= PROBLEMS AND TASKS =
**A)** In the CR123 explosion thread, why did javafool throw away the new Panasonic CR123 taken from the drawer?
**B)** From the CR123 explosion thread, print the passage starting with "## matrixshaman (Jan" and going on through "coucoujojo (Jan 14, 2007)".

Pictures after cleaning (but still smelling horrible)


----------



## matrixshaman (Jan 14, 2007)

*Re: Lithium PANASONIC CR123 Explosion*

I'd write Panasonic and send them the pics too. I guess in some ways it was lucky you got them out of the 9P before it blew - saved the light anyway and other than some yuk in the drawer to clean I guess nothing else really got damaged? As others said here be careful even with the cleanup as I'm sure this yuk does not make good hand lotion and certainly ain't what you want to breathe.


----------



## coucoujojo (Jan 14, 2007)

*Re: Lithium PANASONIC CR123 Explosion*



matrixshaman said:


> I'd write Panasonic and send them the pics too. I guess in some ways it was lucky you got them out of the 9P before it blew - saved the light anyway and other than some yuk in the drawer to clean I guess nothing else really got damaged? As others said here be careful even with the cleanup as I'm sure this yuk does not make good hand lotion and certainly ain't what you want to breathe.



Thanks

No really damage, i only lost a SF V11 holster (melted) and a SF lanyard (melted).


----------



## Illum (Jan 14, 2007)

*Re: Lithium PANASONIC CR123 Explosion*

sigh...i was contemplating on buying an 9P too...


----------



## javafool (Jan 14, 2007)

*Re: Lithium PANASONIC CR123 Explosion*

This post reminded me that the other day I needed a CR123 for something. I took a new Panasonic out of the drawer, it was individually wrapped in clear plastic. For some reason I decided to check it on my ZTS tester before I put it in the flashlight. It tested 20% right out of the plastic, so I disposed of it and grabbed another brand.

= STORED RECORDS =

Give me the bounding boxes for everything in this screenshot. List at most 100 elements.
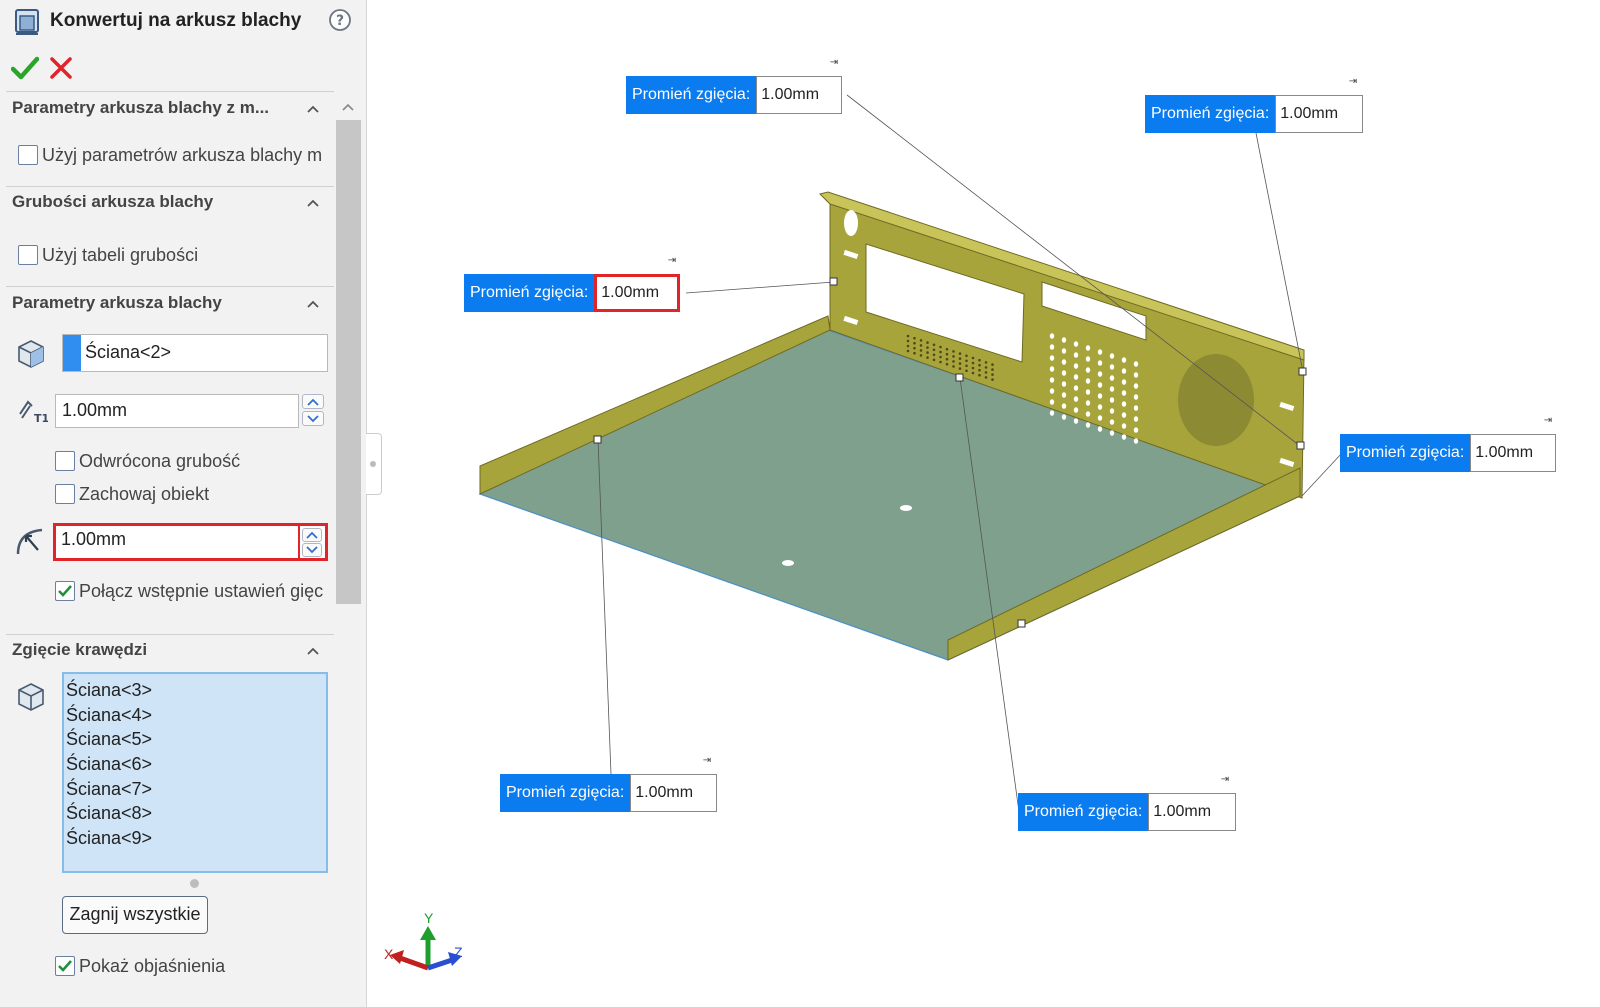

...

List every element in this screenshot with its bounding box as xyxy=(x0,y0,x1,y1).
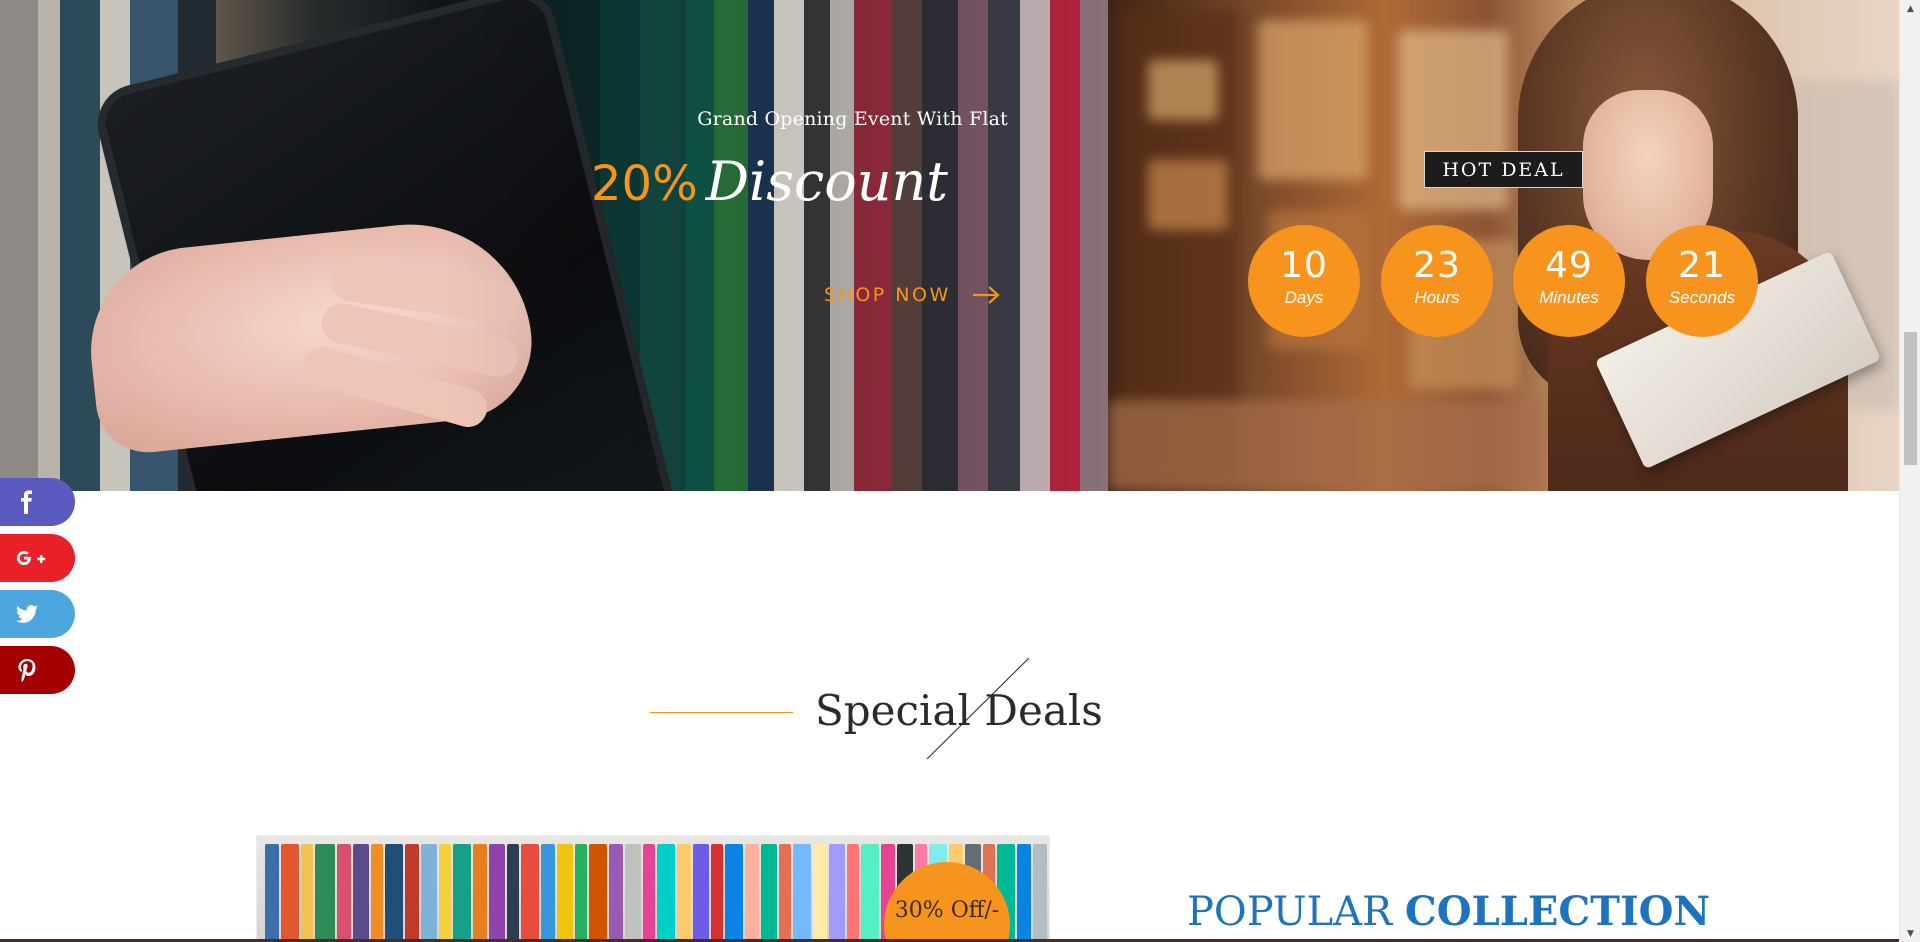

---

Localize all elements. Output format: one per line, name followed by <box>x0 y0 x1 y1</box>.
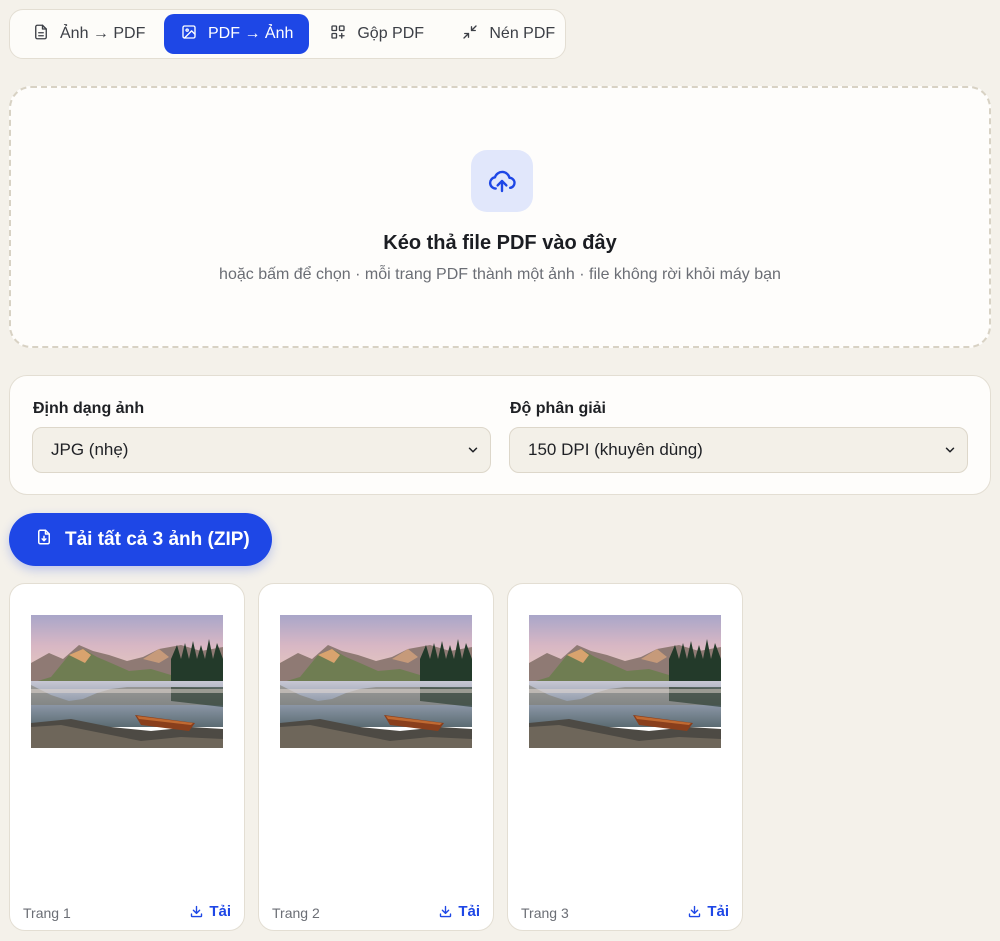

= FINAL ANSWERS =
**A)** When checked on a ZTS tester before going into the flashlight, the new cell read only 20% straight out of its plastic wrapping. So javafool disposed of it and used another brand.

**B)**
## matrixshaman (Jan 14, 2007)

*Re: Lithium PANASONIC CR123 Explosion*

I'd write Panasonic and send them the pics too. I guess in some ways it was lucky you got them out of the 9P before it blew - saved the light anyway and other than some yuk in the drawer to clean I guess nothing else really got damaged? As others said here be careful even with the cleanup as I'm sure this yuk does not make good hand lotion and certainly ain't what you want to breathe.


----------



## coucoujojo (Jan 14, 2007)